### Exercise brief:
Gather all lines with "Amazon" from the records.
START
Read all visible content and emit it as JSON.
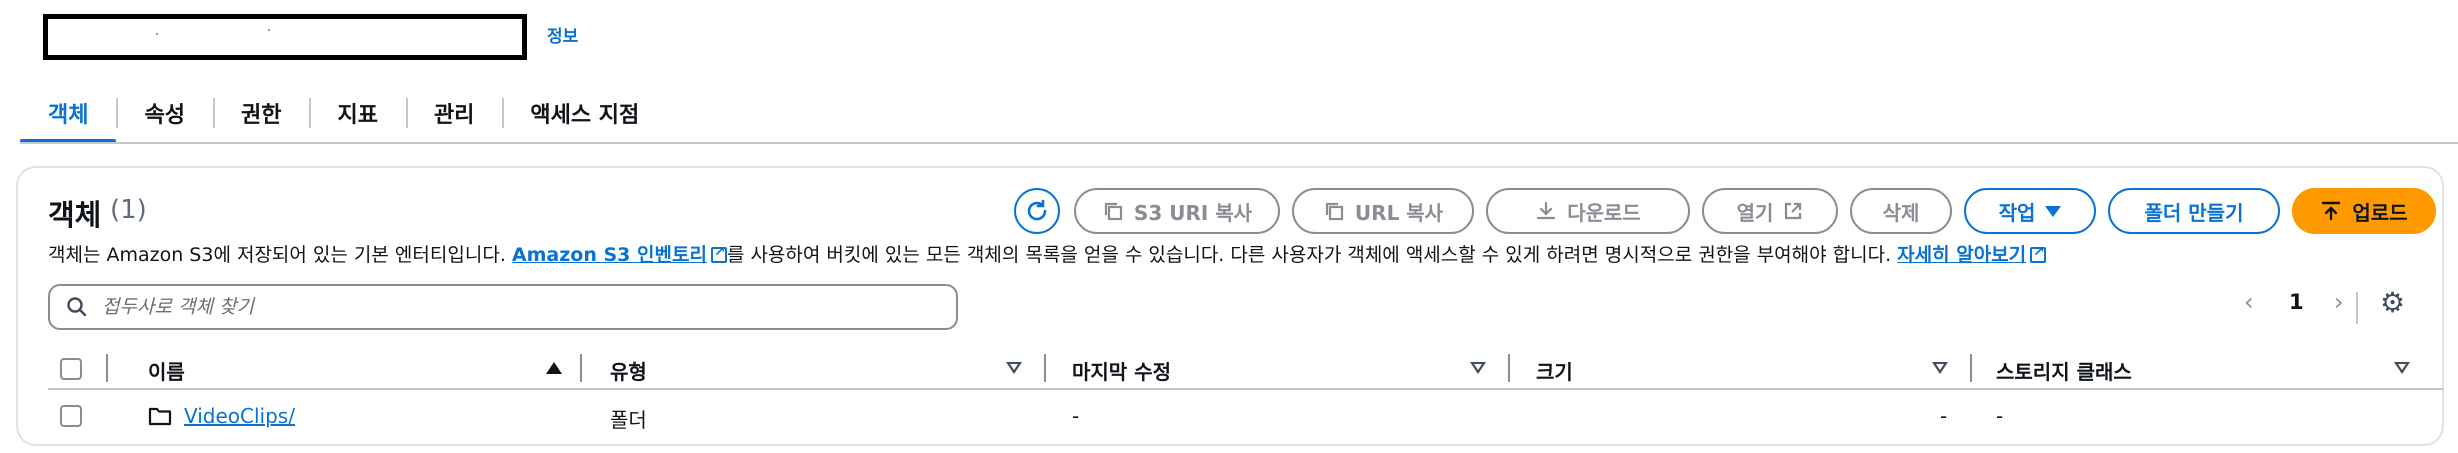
{
  "header": {
    "info_label": "정보"
  },
  "tabs": [
    {
      "label": "객체",
      "active": true
    },
    {
      "label": "속성"
    },
    {
      "label": "권한"
    },
    {
      "label": "지표"
    },
    {
      "label": "관리"
    },
    {
      "label": "액세스 지점"
    }
  ],
  "panel": {
    "title": "객체",
    "count": "(1)",
    "description_prefix": "객체는 Amazon S3에 저장되어 있는 기본 엔터티입니다. ",
    "inventory_link": "Amazon S3 인벤토리",
    "description_middle": "를 사용하여 버킷에 있는 모든 객체의 목록을 얻을 수 있습니다. 다른 사용자가 객체에 액세스할 수 있게 하려면 명시적으로 권한을 부여해야 합니다. ",
    "learn_more_link": "자세히 알아보기"
  },
  "toolbar": {
    "copy_s3_uri": "S3 URI 복사",
    "copy_url": "URL 복사",
    "download": "다운로드",
    "open": "열기",
    "delete": "삭제",
    "actions": "작업",
    "create_folder": "폴더 만들기",
    "upload": "업로드"
  },
  "search": {
    "placeholder": "접두사로 객체 찾기"
  },
  "pagination": {
    "current_page": "1"
  },
  "table": {
    "columns": [
      "이름",
      "유형",
      "마지막 수정",
      "크기",
      "스토리지 클래스"
    ],
    "rows": [
      {
        "name": "VideoClips/",
        "type": "폴더",
        "last_modified": "-",
        "size": "-",
        "storage_class": "-"
      }
    ]
  },
  "colors": {
    "accent": "#0972d3",
    "upload": "#ff9900",
    "border": "#c6c6cd",
    "disabled": "#8c8c94"
  }
}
END
### Solution to this problem:
    "description_prefix": "객체는 Amazon S3에 저장되어 있는 기본 엔터티입니다. ",
    "inventory_link": "Amazon S3 인벤토리",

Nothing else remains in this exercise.